● **Work to complete**: Where a line holds the string "Choose", return that line.

=-=-=-=-=

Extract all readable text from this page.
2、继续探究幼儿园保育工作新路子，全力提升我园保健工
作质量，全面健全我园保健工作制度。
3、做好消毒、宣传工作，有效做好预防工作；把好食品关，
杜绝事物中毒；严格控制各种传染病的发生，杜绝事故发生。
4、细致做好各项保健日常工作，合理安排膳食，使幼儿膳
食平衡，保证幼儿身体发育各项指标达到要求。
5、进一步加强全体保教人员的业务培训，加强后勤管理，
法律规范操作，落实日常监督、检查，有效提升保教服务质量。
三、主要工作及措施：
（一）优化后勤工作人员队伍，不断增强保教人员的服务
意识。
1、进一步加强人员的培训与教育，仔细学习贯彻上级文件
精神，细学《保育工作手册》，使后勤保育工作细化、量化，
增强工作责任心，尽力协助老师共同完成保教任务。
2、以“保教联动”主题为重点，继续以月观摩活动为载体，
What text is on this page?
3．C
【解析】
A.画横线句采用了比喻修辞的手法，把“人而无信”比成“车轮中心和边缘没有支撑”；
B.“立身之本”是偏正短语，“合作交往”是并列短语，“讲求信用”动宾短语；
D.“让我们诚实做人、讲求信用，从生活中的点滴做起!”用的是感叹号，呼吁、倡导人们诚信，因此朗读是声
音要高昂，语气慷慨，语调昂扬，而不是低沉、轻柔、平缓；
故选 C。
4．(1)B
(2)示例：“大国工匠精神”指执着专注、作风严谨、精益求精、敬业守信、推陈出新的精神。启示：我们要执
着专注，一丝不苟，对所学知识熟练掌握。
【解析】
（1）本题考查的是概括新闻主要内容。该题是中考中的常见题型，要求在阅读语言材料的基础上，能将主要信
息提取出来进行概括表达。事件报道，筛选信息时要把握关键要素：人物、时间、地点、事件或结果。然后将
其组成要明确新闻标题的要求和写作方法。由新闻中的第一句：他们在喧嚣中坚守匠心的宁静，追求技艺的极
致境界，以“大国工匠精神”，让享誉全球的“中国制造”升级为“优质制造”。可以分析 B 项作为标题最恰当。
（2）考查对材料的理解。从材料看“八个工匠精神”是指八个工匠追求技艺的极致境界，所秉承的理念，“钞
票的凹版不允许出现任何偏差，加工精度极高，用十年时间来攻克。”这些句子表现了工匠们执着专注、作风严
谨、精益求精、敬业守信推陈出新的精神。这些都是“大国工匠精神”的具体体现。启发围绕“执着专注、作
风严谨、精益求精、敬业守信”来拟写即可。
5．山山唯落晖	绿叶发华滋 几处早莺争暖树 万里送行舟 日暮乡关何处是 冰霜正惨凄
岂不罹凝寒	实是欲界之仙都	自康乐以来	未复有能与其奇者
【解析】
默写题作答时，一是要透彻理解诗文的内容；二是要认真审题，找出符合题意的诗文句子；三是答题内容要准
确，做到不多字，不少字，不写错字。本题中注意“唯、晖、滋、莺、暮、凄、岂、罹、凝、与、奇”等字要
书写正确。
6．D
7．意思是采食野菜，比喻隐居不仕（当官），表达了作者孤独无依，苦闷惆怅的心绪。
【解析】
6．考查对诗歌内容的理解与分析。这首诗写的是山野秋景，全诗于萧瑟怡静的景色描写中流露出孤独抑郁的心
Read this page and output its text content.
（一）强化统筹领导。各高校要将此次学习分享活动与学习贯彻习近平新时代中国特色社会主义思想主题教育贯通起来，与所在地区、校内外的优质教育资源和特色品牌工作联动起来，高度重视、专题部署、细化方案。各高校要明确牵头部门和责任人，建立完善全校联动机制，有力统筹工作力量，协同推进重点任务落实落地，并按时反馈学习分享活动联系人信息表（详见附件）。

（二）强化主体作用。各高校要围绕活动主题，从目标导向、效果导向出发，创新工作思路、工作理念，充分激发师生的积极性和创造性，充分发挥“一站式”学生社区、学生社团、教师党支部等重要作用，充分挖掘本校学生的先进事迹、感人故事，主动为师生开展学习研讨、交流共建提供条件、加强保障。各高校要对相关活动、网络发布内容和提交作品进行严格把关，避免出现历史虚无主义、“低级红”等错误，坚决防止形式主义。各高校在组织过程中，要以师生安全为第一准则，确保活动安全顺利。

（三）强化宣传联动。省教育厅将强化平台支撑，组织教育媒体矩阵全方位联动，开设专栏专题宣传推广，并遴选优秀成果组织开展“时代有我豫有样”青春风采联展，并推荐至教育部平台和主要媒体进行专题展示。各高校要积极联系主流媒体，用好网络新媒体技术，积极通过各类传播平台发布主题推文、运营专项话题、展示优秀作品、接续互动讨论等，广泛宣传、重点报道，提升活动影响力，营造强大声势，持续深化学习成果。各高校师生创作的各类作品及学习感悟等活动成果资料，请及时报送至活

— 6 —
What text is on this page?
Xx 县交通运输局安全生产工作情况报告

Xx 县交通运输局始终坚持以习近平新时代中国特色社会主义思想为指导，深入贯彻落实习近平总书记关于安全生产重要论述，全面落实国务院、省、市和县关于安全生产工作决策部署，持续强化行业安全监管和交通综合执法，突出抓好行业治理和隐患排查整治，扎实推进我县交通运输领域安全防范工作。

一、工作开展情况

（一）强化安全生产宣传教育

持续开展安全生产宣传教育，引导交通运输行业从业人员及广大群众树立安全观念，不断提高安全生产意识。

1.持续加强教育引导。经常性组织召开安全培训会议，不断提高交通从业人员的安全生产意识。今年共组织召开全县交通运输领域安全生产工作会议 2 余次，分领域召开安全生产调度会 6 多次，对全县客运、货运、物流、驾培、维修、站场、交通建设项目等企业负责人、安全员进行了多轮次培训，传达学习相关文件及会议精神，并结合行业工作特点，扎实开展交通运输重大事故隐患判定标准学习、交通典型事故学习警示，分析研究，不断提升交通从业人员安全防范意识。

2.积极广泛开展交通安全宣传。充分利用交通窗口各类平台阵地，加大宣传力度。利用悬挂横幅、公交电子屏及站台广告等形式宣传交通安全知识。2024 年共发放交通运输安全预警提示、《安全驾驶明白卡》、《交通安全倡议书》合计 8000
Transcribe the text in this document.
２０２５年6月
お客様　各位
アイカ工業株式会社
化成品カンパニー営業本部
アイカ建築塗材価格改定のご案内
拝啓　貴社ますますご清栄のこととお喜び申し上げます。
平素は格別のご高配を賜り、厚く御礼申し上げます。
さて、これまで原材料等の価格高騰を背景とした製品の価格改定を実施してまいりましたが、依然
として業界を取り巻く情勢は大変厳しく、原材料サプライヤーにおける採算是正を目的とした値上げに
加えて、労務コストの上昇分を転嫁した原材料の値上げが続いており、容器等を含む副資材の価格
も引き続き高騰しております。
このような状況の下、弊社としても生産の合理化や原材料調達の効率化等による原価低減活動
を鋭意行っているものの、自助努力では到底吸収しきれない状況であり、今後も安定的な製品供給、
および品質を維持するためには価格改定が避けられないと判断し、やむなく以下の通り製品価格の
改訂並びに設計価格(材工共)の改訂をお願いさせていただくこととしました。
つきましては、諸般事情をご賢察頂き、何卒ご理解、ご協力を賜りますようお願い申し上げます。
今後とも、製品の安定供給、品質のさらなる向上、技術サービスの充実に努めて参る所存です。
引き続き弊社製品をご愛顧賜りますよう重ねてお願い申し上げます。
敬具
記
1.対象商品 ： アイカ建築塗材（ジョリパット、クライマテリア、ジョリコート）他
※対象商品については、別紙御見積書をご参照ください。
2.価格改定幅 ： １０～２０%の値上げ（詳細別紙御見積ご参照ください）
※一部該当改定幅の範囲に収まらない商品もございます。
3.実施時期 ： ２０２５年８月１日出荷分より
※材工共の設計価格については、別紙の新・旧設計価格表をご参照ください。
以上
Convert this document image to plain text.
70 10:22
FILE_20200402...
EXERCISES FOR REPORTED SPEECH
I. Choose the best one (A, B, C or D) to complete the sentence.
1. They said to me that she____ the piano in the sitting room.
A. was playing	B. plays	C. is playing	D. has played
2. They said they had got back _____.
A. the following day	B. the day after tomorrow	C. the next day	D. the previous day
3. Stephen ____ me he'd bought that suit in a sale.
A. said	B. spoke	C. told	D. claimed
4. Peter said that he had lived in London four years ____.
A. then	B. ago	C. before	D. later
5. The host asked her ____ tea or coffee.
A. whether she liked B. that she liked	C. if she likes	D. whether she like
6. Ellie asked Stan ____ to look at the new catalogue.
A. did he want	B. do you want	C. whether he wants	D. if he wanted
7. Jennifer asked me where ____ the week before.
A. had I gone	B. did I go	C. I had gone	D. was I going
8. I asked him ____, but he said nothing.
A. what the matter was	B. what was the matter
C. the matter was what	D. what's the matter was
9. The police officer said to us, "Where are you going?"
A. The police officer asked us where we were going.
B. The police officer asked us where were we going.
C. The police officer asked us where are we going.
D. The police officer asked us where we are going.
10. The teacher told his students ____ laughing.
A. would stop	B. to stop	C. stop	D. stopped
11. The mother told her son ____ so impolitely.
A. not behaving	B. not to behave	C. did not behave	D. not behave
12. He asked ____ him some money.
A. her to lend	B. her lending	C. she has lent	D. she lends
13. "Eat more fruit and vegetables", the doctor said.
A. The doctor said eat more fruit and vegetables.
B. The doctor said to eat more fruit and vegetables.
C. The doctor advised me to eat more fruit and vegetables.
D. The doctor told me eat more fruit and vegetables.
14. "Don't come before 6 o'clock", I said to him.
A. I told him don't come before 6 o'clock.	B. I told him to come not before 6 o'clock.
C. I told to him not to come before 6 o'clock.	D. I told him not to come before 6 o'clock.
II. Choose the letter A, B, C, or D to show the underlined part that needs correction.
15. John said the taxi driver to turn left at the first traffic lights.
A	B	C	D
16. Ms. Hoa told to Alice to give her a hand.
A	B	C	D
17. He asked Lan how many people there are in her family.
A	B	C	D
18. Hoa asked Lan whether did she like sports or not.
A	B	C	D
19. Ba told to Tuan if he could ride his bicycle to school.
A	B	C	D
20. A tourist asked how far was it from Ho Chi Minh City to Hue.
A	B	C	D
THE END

=-=-=-=-=

● **The output**:
I. Choose the best one (A, B, C or D) to complete the sentence.
II. Choose the letter A, B, C, or D to show the underlined part that needs correction.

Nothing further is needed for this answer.